_THE RECORDS_
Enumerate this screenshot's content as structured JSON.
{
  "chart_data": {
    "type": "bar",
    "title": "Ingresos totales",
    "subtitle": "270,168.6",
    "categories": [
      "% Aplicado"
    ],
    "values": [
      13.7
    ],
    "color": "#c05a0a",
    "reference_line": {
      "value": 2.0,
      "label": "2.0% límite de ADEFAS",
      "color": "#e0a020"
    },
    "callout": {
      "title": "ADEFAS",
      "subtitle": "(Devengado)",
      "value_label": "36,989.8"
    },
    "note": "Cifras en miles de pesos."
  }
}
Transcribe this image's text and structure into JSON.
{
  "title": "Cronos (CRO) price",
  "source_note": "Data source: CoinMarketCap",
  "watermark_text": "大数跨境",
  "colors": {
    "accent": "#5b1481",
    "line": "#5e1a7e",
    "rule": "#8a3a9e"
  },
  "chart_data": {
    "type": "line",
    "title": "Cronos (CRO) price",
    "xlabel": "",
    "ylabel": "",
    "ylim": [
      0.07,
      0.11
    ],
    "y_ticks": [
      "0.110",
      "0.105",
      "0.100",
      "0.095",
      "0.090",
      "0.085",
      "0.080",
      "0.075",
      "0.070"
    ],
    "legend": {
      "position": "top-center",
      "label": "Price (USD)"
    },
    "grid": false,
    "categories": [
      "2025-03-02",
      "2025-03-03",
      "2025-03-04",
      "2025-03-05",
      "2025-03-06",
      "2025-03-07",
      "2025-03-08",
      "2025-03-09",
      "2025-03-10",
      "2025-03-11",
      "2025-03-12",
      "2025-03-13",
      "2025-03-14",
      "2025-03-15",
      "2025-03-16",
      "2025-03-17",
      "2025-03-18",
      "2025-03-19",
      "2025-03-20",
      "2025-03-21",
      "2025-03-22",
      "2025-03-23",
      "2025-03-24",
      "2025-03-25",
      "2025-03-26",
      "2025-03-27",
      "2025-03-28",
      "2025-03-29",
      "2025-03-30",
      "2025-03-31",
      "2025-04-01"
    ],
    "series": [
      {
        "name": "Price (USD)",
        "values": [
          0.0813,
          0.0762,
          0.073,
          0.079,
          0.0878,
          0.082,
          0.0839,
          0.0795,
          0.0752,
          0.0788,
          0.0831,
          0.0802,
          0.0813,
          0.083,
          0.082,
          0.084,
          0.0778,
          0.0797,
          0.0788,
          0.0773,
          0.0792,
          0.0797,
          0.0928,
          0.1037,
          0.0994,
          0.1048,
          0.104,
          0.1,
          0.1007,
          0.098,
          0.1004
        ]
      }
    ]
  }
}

_AIM OF THE EXERCISE_
Emit the full listing verbatim.

_SOLUTION TO THIS EXERCISE_
Enumerate this screenshot's content as structured JSON.
{
  "chart_data": {
    "type": "bar",
    "title": "Ingresos totales",
    "subtitle": "270,168.6",
    "categories": [
      "% Aplicado"
    ],
    "values": [
      13.7
    ],
    "color": "#c05a0a",
    "reference_line": {
      "value": 2.0,
      "label": "2.0% límite de ADEFAS",
      "color": "#e0a020"
    },
    "callout": {
      "title": "ADEFAS",
      "subtitle": "(Devengado)",
      "value_label": "36,989.8"
    },
    "note": "Cifras en miles de pesos."
  }
}
Transcribe this image's text and structure into JSON.
{
  "title": "Cronos (CRO) price",
  "source_note": "Data source: CoinMarketCap",
  "watermark_text": "大数跨境",
  "colors": {
    "accent": "#5b1481",
    "line": "#5e1a7e",
    "rule": "#8a3a9e"
  },
  "chart_data": {
    "type": "line",
    "title": "Cronos (CRO) price",
    "xlabel": "",
    "ylabel": "",
    "ylim": [
      0.07,
      0.11
    ],
    "y_ticks": [
      "0.110",
      "0.105",
      "0.100",
      "0.095",
      "0.090",
      "0.085",
      "0.080",
      "0.075",
      "0.070"
    ],
    "legend": {
      "position": "top-center",
      "label": "Price (USD)"
    },
    "grid": false,
    "categories": [
      "2025-03-02",
      "2025-03-03",
      "2025-03-04",
      "2025-03-05",
      "2025-03-06",
      "2025-03-07",
      "2025-03-08",
      "2025-03-09",
      "2025-03-10",
      "2025-03-11",
      "2025-03-12",
      "2025-03-13",
      "2025-03-14",
      "2025-03-15",
      "2025-03-16",
      "2025-03-17",
      "2025-03-18",
      "2025-03-19",
      "2025-03-20",
      "2025-03-21",
      "2025-03-22",
      "2025-03-23",
      "2025-03-24",
      "2025-03-25",
      "2025-03-26",
      "2025-03-27",
      "2025-03-28",
      "2025-03-29",
      "2025-03-30",
      "2025-03-31",
      "2025-04-01"
    ],
    "series": [
      {
        "name": "Price (USD)",
        "values": [
          0.0813,
          0.0762,
          0.073,
          0.079,
          0.0878,
          0.082,
          0.0839,
          0.0795,
          0.0752,
          0.0788,
          0.0831,
          0.0802,
          0.0813,
          0.083,
          0.082,
          0.084,
          0.0778,
          0.0797,
          0.0788,
          0.0773,
          0.0792,
          0.0797,
          0.0928,
          0.1037,
          0.0994,
          0.1048,
          0.104,
          0.1,
          0.1007,
          0.098,
          0.1004
        ]
      }
    ]
  }
}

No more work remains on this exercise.